%%

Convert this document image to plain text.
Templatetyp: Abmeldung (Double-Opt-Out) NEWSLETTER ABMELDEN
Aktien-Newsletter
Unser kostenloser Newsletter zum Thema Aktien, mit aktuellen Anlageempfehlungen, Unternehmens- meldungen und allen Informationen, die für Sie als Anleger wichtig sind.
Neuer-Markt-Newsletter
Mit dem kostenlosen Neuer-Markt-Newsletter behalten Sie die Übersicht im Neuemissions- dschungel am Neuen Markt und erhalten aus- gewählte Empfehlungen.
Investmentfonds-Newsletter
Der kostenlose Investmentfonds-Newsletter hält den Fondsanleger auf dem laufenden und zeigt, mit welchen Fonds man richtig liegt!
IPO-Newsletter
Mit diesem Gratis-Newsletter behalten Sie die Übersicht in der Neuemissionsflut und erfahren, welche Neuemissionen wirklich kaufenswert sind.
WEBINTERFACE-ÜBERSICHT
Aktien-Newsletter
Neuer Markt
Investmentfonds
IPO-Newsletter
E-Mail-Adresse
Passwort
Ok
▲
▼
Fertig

%%
%%

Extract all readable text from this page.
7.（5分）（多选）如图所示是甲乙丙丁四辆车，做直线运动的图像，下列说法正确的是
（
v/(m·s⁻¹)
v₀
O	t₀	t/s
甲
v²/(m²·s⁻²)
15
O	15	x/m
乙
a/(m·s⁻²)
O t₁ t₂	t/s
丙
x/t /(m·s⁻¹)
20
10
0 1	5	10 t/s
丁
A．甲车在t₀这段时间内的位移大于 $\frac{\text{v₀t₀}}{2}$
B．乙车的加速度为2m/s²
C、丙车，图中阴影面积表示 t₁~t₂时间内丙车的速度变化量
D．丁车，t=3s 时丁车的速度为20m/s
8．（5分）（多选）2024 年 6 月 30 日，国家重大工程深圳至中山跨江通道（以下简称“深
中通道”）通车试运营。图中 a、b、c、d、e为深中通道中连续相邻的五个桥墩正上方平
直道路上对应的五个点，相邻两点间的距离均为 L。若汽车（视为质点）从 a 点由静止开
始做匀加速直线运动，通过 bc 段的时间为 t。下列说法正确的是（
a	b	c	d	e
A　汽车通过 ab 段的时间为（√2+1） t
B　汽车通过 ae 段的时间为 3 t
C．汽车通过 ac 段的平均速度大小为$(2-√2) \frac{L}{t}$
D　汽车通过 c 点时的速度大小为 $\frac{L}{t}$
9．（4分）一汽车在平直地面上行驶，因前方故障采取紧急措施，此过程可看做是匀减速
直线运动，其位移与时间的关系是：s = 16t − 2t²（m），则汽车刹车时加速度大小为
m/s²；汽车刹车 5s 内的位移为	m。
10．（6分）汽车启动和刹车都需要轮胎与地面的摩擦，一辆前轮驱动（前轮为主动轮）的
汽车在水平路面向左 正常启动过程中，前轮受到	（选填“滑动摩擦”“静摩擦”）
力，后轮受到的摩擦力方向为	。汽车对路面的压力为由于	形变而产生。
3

%%
%%

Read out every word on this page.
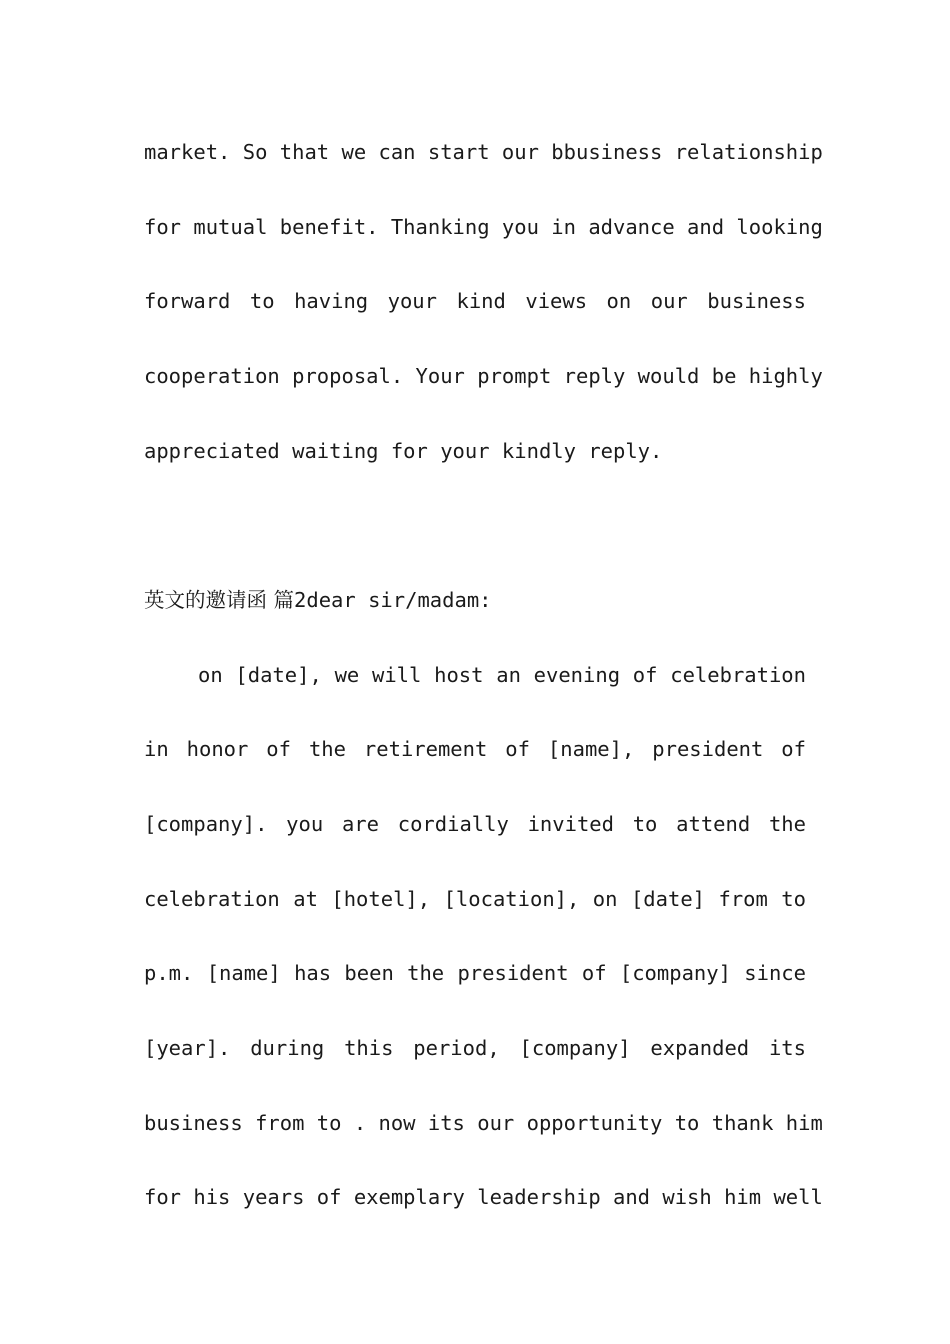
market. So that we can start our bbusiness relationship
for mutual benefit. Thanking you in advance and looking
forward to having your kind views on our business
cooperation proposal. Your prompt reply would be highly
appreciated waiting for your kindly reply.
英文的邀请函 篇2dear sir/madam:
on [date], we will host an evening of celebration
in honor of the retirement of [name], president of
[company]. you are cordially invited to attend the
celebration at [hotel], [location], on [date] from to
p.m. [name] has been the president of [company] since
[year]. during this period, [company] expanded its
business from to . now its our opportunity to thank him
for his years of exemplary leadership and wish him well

%%

**Set task:**
Go through the material and select each line with the string "president" in it.

**Worked solution:**
in honor of the retirement of [name], president of
p.m. [name] has been the president of [company] since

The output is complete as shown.